SHORT EXERCISE: Copy out all lines carrying the word "fényelnyelés".

Figure content listings:
>>>>>

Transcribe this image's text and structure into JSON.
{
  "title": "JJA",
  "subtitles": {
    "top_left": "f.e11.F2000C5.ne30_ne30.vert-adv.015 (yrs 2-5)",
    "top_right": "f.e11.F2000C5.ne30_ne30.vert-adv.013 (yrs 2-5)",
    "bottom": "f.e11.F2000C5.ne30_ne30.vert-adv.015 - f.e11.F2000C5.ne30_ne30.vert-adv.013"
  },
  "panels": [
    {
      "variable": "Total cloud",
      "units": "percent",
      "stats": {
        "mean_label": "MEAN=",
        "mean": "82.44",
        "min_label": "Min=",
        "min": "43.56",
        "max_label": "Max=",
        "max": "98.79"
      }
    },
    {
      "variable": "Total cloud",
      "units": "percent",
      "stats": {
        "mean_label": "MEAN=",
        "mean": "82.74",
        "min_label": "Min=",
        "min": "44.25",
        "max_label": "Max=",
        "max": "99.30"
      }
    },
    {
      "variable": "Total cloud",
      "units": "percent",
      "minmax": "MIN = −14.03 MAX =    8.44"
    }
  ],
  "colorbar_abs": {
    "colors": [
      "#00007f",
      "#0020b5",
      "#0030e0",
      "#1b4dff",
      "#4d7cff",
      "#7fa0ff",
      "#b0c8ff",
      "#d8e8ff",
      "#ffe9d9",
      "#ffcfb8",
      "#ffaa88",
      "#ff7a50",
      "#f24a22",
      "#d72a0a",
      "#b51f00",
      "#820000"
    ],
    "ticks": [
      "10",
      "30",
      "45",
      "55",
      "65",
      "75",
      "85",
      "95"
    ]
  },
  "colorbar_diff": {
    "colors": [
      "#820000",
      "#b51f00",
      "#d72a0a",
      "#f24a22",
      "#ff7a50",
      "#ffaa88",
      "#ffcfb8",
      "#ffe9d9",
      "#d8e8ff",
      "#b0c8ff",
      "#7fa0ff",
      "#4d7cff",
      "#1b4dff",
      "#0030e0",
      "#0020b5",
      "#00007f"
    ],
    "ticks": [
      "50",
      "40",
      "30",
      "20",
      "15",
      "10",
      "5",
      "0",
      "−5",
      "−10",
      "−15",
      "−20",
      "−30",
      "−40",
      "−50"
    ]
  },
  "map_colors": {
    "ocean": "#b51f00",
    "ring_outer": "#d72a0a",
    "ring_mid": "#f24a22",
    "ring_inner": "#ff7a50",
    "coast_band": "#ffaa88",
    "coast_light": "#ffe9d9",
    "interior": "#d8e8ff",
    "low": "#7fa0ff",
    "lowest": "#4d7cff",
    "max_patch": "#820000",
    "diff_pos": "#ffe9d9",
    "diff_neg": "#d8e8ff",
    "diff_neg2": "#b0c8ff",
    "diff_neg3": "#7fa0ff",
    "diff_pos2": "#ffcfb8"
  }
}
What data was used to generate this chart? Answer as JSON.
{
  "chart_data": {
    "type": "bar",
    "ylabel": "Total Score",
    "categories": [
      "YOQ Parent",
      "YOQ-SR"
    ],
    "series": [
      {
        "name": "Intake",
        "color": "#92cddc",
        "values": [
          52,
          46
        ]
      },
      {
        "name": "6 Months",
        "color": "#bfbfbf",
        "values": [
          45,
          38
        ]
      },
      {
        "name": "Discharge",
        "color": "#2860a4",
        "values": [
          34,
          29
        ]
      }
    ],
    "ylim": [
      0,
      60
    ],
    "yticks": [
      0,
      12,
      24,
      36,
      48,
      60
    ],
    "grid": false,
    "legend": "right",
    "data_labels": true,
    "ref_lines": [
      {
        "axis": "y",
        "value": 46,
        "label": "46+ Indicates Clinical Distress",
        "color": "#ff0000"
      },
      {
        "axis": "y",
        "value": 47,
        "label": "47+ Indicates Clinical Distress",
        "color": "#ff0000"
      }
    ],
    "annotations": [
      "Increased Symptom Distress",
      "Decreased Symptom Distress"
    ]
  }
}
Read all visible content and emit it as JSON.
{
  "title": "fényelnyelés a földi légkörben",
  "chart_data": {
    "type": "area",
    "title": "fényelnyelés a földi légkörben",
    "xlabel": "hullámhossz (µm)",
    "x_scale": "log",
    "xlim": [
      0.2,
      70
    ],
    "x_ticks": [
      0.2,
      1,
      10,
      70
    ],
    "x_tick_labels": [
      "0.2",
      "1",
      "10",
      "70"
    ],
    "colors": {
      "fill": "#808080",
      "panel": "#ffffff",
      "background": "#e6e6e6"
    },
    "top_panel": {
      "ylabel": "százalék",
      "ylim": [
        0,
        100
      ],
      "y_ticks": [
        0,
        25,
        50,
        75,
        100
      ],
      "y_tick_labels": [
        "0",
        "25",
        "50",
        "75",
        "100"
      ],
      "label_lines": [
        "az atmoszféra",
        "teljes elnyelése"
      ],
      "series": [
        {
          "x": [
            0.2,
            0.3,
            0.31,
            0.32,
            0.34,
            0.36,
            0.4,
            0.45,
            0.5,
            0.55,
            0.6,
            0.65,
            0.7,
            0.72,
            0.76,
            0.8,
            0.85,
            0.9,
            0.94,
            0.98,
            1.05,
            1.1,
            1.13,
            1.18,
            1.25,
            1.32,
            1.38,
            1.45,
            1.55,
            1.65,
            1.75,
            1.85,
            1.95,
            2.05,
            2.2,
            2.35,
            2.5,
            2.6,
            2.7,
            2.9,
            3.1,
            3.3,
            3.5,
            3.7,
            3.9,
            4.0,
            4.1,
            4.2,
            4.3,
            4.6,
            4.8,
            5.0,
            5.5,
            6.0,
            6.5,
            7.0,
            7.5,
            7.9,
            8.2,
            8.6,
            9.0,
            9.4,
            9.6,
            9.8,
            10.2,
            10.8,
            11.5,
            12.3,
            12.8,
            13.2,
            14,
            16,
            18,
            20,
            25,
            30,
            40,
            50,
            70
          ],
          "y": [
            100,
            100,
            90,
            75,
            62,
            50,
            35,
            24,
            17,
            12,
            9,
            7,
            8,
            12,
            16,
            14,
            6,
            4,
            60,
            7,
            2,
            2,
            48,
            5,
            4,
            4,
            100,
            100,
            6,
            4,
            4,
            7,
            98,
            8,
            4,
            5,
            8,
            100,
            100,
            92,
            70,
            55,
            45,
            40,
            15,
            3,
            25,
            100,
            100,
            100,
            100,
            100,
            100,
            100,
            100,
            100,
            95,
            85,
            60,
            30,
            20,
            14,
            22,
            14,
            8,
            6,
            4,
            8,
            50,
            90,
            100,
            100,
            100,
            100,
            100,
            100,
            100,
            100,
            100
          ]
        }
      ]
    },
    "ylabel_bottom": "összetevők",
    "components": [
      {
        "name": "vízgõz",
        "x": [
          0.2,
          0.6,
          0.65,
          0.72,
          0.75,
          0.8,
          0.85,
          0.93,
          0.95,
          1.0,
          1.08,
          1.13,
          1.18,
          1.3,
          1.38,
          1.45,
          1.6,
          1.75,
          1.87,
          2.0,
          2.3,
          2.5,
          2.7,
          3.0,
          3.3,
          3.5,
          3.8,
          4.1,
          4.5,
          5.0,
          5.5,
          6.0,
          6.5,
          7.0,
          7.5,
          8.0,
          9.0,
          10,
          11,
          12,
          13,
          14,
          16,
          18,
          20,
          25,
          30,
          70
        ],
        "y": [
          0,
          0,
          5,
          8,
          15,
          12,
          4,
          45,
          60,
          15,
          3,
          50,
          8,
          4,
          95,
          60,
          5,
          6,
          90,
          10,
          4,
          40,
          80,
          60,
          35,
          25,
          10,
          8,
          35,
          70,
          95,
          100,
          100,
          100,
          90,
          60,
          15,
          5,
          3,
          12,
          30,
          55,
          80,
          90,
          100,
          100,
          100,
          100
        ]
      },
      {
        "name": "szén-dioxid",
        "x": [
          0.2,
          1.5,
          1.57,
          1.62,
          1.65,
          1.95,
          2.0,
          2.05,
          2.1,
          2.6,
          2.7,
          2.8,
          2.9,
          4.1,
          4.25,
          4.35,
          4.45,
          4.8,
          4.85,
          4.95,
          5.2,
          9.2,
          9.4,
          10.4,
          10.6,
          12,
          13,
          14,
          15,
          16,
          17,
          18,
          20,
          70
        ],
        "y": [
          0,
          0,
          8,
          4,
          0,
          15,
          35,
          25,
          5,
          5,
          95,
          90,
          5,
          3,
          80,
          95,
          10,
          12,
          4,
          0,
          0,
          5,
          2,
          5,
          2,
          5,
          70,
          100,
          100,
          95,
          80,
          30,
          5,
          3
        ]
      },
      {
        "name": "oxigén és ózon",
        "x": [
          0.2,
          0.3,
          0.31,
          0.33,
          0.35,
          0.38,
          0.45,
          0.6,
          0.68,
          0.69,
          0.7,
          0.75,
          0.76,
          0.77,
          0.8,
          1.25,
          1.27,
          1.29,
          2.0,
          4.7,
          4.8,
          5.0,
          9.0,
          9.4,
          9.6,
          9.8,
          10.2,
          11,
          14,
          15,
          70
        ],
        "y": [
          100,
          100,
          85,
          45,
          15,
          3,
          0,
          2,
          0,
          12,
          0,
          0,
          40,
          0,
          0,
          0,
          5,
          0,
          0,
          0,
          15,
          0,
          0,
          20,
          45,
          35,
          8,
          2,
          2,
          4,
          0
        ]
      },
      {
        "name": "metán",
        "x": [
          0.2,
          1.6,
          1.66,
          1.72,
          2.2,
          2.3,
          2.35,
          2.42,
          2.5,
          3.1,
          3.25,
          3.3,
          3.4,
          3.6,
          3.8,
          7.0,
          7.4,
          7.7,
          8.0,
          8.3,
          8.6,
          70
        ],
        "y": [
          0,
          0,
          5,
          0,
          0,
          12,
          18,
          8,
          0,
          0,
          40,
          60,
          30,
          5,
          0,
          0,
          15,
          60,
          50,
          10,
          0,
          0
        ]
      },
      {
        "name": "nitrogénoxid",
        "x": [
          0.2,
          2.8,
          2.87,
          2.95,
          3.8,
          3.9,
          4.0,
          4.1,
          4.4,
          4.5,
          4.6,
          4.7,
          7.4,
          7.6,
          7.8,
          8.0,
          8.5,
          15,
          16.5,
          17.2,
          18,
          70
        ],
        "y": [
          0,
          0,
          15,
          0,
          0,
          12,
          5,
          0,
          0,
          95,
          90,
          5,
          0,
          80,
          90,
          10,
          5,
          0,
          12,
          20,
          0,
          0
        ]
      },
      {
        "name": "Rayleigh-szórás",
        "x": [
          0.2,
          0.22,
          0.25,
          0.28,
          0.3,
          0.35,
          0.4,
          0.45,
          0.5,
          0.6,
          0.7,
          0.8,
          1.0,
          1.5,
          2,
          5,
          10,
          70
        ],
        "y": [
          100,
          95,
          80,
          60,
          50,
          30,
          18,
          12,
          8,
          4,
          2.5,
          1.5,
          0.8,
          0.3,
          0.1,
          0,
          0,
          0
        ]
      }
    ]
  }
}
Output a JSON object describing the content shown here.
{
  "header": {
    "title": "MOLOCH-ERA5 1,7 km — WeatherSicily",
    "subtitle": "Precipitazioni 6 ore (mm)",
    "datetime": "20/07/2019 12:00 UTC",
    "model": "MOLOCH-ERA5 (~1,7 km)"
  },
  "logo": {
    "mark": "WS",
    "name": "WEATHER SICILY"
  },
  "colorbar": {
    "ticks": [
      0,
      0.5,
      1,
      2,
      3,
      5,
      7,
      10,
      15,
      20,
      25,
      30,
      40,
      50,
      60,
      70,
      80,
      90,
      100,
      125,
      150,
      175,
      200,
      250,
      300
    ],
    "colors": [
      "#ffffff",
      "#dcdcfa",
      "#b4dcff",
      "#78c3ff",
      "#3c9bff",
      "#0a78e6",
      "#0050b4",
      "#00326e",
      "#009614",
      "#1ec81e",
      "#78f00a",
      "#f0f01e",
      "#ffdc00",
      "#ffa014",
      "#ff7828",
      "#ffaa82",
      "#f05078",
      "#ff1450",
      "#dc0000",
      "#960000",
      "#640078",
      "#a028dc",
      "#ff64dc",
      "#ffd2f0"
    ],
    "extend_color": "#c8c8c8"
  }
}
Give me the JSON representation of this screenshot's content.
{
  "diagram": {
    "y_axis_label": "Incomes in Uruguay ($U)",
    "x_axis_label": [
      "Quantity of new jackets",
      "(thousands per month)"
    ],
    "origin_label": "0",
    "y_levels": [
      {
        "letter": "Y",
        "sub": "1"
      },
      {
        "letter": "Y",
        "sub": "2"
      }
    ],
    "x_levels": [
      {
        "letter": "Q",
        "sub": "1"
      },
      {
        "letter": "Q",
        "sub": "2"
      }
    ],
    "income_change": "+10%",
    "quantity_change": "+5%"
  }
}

<<<<<

SOLUTION:
  "title": "fényelnyelés a földi légkörben",
    "title": "fényelnyelés a földi légkörben",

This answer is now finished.